(Stored entries)

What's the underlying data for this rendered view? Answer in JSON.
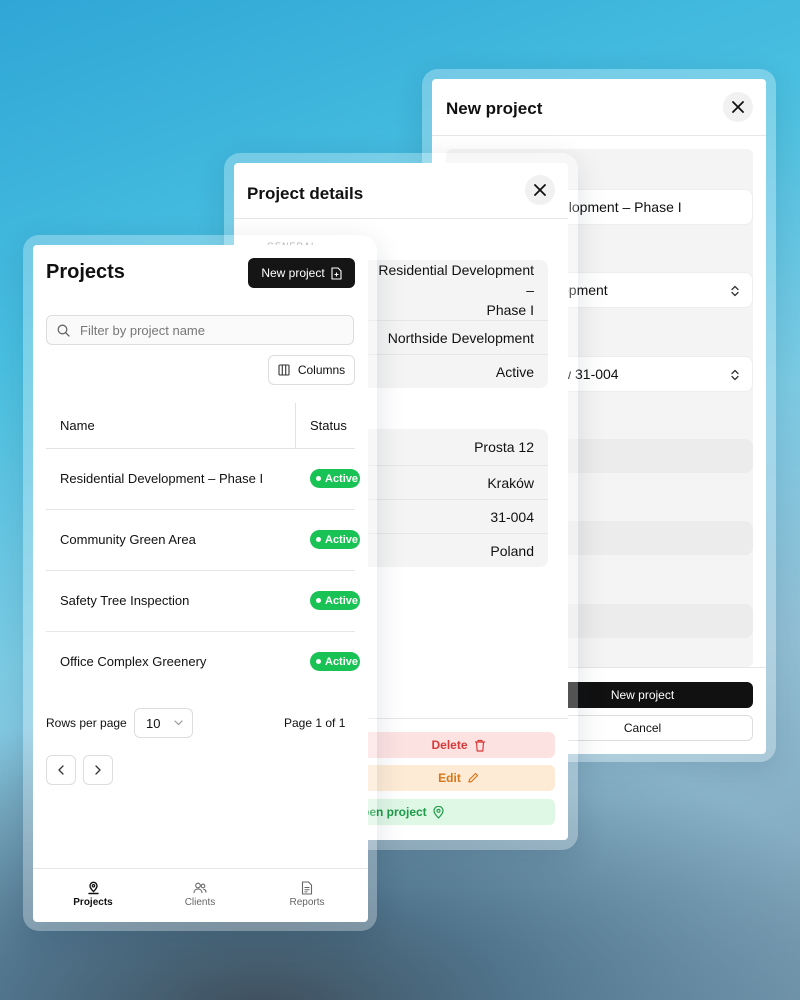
{
  "new_project_panel": {
    "title": "New project",
    "field_project_name": "elopment – Phase I",
    "field_client": "opment",
    "field_address": "w 31-004",
    "submit_label": "New project",
    "cancel_label": "Cancel"
  },
  "project_details_panel": {
    "title": "Project details",
    "section_general": "GENERAL",
    "general": {
      "name_line1": "Residential Development –",
      "name_line2": "Phase I",
      "client": "Northside Development",
      "status": "Active"
    },
    "address": {
      "street": "Prosta 12",
      "city": "Kraków",
      "postal_code": "31-004",
      "country": "Poland"
    },
    "delete_label": "Delete",
    "edit_label": "Edit",
    "open_label": "pen project"
  },
  "projects_panel": {
    "title": "Projects",
    "new_project_label": "New project",
    "filter_placeholder": "Filter by project name",
    "columns_label": "Columns",
    "columns": [
      "Name",
      "Status"
    ],
    "rows": [
      {
        "name": "Residential Development – Phase I",
        "status": "Active"
      },
      {
        "name": "Community Green Area",
        "status": "Active"
      },
      {
        "name": "Safety Tree Inspection",
        "status": "Active"
      },
      {
        "name": "Office Complex Greenery",
        "status": "Active"
      }
    ],
    "rows_per_page_label": "Rows per page",
    "rows_per_page_value": "10",
    "page_info": "Page 1 of 1",
    "nav": {
      "projects": "Projects",
      "clients": "Clients",
      "reports": "Reports"
    }
  },
  "colors": {
    "active_badge": "#19c254",
    "primary_button": "#151515",
    "delete_bg": "#fde2e2",
    "delete_text": "#d83a3a",
    "edit_bg": "#fdebd6",
    "edit_text": "#d9761a",
    "open_bg": "#dff7e5",
    "open_text": "#1c9b48"
  },
  "icons": {
    "close": "close-icon",
    "new_project": "file-plus-icon",
    "search": "search-icon",
    "columns": "columns-icon",
    "trash": "trash-icon",
    "pencil": "pencil-icon",
    "map_pin": "map-pin-icon",
    "chevron_up_down": "chevron-up-down-icon",
    "chevron_down": "chevron-down-icon",
    "chevron_left": "chevron-left-icon",
    "chevron_right": "chevron-right-icon",
    "nav_projects": "map-pin-icon",
    "nav_clients": "users-icon",
    "nav_reports": "file-text-icon"
  }
}
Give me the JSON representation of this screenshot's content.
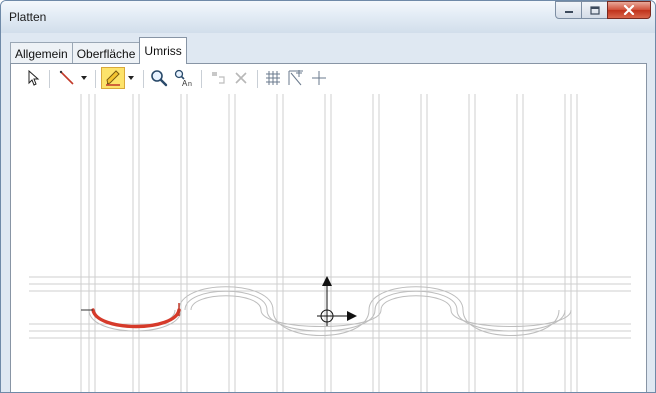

**Request**
In the lines above, locate the string "Phase". Copy every line where it occurs.

**Result below**
    "field_project_name": "elopment – Phase I",
      "name_line2": "Phase I",
        "name": "Residential Development – Phase I",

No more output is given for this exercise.